● **STATED EXERCISE**: Find the lines of data that contain the string "Новостей", then list them.
== RECORD EXTRACTS
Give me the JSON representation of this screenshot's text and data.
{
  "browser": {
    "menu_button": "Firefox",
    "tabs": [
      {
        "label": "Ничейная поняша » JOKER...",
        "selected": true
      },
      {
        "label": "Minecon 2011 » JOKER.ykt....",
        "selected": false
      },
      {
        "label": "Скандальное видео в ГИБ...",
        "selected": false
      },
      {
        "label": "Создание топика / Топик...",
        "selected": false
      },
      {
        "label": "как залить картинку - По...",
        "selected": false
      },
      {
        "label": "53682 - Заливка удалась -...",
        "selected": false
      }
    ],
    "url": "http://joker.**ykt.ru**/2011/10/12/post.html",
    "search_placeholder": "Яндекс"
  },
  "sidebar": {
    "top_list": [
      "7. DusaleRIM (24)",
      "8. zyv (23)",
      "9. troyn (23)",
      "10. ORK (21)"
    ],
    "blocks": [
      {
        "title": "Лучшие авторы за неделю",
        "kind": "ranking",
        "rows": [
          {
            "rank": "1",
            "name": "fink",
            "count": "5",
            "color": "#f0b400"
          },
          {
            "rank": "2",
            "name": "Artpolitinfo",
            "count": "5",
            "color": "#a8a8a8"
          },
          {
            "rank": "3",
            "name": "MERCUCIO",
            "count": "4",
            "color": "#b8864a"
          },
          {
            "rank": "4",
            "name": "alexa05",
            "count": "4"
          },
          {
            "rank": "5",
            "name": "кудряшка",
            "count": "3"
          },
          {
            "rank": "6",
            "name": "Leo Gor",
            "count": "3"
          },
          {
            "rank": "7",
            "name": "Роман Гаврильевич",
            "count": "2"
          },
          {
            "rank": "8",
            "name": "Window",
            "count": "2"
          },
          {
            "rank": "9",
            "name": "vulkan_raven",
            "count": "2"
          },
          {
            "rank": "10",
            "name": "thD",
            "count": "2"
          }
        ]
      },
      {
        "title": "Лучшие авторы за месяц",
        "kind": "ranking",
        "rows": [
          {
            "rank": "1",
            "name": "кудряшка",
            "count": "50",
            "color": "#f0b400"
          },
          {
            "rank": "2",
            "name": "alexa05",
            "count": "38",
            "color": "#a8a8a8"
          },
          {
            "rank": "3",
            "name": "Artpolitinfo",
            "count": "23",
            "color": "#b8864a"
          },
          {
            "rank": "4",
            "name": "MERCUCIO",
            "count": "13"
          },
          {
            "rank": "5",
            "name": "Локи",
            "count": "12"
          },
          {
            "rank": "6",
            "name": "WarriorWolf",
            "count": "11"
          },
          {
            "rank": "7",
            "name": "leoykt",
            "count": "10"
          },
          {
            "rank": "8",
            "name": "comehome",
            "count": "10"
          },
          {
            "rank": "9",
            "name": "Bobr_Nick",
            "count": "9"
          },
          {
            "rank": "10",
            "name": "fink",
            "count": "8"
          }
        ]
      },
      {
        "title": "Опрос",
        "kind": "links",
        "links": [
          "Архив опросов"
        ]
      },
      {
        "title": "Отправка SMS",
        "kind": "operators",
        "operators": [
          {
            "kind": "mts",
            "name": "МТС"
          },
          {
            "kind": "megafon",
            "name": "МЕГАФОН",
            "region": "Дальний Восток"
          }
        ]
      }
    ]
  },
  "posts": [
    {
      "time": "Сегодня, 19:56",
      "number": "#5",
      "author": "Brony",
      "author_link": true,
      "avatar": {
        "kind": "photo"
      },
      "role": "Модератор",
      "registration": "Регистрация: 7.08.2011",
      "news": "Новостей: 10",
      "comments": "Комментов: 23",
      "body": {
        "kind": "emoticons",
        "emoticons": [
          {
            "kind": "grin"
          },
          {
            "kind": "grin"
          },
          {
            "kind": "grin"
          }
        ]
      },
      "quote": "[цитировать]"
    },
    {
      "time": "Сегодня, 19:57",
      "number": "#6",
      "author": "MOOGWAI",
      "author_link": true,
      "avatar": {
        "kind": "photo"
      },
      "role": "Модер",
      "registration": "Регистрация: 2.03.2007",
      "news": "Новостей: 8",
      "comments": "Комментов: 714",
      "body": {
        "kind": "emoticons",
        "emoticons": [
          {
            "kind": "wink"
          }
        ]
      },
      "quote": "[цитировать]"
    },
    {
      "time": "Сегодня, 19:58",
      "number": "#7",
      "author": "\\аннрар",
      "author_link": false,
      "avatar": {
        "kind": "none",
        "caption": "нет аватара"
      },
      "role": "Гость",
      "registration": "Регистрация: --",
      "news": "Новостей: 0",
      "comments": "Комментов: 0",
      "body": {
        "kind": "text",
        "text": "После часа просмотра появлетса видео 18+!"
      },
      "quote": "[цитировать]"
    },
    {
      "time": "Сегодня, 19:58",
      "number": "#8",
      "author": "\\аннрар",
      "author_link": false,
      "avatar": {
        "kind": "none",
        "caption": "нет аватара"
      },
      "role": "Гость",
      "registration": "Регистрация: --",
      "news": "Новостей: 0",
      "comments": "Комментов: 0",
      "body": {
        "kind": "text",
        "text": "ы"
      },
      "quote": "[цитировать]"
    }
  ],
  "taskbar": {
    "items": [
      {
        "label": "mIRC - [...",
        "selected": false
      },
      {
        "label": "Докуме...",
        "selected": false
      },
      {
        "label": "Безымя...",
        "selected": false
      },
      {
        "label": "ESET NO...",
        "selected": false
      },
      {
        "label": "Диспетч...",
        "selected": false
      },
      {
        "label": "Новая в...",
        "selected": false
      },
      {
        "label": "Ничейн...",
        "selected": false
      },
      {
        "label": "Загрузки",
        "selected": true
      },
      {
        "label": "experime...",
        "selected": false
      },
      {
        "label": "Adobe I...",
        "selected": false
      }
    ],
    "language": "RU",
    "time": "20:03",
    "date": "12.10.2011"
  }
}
====
● **TASK RESPONSE**:
      "news": "Новостей: 10",
      "news": "Новостей: 8",
      "news": "Новостей: 0",
      "news": "Новостей: 0",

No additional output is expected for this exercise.